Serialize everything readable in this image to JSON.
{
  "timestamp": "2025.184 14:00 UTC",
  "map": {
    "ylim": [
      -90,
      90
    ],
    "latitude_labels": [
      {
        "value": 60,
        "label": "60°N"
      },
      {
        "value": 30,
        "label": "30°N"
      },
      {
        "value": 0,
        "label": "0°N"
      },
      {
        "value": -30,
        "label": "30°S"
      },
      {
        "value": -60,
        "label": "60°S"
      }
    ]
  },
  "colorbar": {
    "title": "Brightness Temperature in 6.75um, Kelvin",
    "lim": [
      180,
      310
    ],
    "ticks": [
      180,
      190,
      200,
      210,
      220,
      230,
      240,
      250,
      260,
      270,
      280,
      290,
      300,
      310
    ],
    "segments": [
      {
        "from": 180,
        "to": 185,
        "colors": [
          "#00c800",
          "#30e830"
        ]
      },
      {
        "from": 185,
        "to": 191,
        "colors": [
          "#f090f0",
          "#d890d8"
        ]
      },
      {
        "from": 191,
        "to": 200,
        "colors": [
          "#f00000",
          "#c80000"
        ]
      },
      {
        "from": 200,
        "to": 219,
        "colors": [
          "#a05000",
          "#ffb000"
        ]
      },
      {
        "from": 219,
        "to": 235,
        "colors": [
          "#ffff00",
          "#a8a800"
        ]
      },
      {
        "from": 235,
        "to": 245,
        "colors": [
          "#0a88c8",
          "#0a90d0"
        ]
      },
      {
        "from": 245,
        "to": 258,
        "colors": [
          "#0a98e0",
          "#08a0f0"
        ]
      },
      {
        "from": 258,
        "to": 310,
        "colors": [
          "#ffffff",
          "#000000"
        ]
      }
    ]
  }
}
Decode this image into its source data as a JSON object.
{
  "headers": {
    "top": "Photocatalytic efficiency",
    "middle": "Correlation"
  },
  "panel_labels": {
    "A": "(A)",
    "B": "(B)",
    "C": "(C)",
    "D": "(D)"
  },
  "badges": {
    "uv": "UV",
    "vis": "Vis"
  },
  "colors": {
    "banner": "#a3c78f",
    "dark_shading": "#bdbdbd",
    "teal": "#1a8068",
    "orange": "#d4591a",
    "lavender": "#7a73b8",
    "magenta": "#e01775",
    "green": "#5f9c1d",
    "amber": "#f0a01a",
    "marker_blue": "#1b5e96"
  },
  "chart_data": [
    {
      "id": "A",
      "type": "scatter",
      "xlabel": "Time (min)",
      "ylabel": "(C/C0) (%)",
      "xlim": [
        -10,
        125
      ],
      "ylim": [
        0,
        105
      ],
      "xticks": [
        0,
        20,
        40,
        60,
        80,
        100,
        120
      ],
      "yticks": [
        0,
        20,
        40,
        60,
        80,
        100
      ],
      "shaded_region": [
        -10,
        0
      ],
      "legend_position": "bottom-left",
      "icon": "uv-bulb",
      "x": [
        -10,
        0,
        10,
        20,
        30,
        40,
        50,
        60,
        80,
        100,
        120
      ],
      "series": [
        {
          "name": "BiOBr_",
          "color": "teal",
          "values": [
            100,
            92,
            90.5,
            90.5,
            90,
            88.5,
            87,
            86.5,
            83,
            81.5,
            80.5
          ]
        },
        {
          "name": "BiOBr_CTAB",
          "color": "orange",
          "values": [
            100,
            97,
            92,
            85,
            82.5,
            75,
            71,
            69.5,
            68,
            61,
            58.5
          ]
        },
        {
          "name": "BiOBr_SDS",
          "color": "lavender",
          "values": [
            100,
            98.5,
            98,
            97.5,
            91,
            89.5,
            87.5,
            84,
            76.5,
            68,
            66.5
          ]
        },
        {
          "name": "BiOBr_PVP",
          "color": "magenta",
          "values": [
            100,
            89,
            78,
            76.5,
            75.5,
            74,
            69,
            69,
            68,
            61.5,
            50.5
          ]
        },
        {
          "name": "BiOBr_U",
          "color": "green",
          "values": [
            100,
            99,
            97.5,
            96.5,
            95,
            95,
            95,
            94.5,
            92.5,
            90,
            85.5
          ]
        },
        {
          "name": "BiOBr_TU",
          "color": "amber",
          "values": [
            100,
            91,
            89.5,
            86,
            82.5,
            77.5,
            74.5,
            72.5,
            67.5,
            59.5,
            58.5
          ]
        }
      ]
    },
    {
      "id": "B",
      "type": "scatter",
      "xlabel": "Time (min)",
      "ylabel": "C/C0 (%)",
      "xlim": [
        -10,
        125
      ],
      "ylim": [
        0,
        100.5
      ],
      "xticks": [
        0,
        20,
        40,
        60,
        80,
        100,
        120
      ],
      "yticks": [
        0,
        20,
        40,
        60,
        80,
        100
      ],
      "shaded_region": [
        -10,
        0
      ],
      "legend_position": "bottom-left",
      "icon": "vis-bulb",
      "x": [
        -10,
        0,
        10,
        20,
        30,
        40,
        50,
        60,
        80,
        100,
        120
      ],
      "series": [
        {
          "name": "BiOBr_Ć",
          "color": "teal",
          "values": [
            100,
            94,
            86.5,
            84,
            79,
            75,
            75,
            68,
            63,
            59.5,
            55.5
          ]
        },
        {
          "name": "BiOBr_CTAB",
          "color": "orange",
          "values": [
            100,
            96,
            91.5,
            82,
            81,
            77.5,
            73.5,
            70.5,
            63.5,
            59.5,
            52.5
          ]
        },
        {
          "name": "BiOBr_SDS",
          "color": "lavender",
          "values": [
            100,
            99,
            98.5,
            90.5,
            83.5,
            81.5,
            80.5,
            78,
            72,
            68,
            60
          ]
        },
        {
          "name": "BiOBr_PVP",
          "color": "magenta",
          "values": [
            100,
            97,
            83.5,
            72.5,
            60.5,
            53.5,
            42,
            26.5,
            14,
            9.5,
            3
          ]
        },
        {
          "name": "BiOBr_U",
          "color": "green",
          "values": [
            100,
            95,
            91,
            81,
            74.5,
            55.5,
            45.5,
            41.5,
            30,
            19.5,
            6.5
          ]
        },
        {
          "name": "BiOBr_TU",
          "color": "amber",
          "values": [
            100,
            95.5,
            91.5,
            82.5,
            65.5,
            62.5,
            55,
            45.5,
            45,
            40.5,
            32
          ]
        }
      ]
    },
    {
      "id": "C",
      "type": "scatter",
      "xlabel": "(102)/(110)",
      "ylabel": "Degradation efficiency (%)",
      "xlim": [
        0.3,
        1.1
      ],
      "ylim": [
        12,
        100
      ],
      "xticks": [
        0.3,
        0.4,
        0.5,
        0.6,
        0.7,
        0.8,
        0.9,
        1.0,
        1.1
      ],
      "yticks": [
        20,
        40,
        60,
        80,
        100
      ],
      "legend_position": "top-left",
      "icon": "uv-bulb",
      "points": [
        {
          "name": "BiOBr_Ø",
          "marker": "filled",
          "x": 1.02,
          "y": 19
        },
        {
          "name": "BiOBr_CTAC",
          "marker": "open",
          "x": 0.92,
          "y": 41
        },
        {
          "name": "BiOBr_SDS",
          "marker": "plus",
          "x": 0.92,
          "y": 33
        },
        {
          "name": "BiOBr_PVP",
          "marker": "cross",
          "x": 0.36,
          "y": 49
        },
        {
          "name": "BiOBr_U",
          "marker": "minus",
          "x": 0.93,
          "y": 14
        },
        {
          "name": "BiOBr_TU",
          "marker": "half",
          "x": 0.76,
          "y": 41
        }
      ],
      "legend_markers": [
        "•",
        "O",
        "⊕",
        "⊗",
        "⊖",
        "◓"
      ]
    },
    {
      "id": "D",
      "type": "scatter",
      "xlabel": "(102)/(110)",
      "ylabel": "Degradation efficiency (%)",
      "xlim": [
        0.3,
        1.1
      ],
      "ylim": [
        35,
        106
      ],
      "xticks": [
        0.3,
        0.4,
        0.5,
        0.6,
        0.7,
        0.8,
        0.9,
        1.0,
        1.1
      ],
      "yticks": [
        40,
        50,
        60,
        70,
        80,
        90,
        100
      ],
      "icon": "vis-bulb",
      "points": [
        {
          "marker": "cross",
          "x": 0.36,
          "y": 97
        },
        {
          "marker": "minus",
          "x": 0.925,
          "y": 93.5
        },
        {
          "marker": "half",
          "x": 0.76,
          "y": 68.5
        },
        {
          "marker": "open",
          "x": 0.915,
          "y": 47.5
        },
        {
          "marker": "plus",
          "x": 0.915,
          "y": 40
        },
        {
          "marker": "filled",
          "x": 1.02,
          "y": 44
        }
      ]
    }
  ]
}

####

# Written exercise:
Each line above that holds the string "JSON" should be copied and shown.

# Result of this exercise:
Serialize everything readable in this image to JSON.
Decode this image into its source data as a JSON object.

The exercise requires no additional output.